— EXERCISE REQUIREMENTS —
Retype the full set of records. Keep every character identical.

-- Start DATA ENTRIES --

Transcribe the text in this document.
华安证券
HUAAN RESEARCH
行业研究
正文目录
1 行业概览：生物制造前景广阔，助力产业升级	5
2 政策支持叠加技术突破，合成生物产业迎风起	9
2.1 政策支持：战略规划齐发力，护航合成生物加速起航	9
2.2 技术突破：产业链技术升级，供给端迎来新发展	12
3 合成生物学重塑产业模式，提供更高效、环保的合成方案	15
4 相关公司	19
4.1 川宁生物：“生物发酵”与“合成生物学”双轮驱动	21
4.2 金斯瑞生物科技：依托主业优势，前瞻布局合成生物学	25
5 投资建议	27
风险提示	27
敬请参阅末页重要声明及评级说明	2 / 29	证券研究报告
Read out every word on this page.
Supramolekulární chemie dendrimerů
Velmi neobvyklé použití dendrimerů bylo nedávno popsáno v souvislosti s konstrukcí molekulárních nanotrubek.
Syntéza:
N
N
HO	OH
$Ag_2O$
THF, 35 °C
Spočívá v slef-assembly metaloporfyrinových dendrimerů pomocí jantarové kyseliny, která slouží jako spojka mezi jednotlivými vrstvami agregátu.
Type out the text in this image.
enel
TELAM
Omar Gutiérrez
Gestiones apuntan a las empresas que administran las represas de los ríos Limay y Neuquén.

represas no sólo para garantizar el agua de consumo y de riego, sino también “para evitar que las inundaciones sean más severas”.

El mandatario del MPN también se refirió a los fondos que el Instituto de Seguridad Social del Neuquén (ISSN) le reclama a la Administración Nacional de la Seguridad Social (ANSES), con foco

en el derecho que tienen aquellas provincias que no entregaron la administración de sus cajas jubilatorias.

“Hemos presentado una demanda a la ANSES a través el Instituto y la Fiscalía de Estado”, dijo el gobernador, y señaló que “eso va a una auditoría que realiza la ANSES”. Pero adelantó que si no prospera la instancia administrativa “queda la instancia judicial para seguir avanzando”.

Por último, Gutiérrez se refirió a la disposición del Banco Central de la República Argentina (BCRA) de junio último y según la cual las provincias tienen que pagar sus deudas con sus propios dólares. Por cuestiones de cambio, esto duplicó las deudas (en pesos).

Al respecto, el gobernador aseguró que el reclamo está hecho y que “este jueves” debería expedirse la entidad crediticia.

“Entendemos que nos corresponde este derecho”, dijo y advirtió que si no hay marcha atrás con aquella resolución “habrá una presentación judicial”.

-- End DATA ENTRIES --

— TASK RESPONSE —
Transcribe the text in this document.
华安证券
HUAAN RESEARCH
行业研究
正文目录
1 行业概览：生物制造前景广阔，助力产业升级	5
2 政策支持叠加技术突破，合成生物产业迎风起	9
2.1 政策支持：战略规划齐发力，护航合成生物加速起航	9
2.2 技术突破：产业链技术升级，供给端迎来新发展	12
3 合成生物学重塑产业模式，提供更高效、环保的合成方案	15
4 相关公司	19
4.1 川宁生物：“生物发酵”与“合成生物学”双轮驱动	21
4.2 金斯瑞生物科技：依托主业优势，前瞻布局合成生物学	25
5 投资建议	27
风险提示	27
敬请参阅末页重要声明及评级说明	2 / 29	证券研究报告
Read out every word on this page.
Supramolekulární chemie dendrimerů
Velmi neobvyklé použití dendrimerů bylo nedávno popsáno v souvislosti s konstrukcí molekulárních nanotrubek.
Syntéza:
N
N
HO	OH
$Ag_2O$
THF, 35 °C
Spočívá v slef-assembly metaloporfyrinových dendrimerů pomocí jantarové kyseliny, která slouží jako spojka mezi jednotlivými vrstvami agregátu.
Type out the text in this image.
enel
TELAM
Omar Gutiérrez
Gestiones apuntan a las empresas que administran las represas de los ríos Limay y Neuquén.

represas no sólo para garantizar el agua de consumo y de riego, sino también “para evitar que las inundaciones sean más severas”.

El mandatario del MPN también se refirió a los fondos que el Instituto de Seguridad Social del Neuquén (ISSN) le reclama a la Administración Nacional de la Seguridad Social (ANSES), con foco

en el derecho que tienen aquellas provincias que no entregaron la administración de sus cajas jubilatorias.

“Hemos presentado una demanda a la ANSES a través el Instituto y la Fiscalía de Estado”, dijo el gobernador, y señaló que “eso va a una auditoría que realiza la ANSES”. Pero adelantó que si no prospera la instancia administrativa “queda la instancia judicial para seguir avanzando”.

Por último, Gutiérrez se refirió a la disposición del Banco Central de la República Argentina (BCRA) de junio último y según la cual las provincias tienen que pagar sus deudas con sus propios dólares. Por cuestiones de cambio, esto duplicó las deudas (en pesos).

Al respecto, el gobernador aseguró que el reclamo está hecho y que “este jueves” debería expedirse la entidad crediticia.

“Entendemos que nos corresponde este derecho”, dijo y advirtió que si no hay marcha atrás con aquella resolución “habrá una presentación judicial”.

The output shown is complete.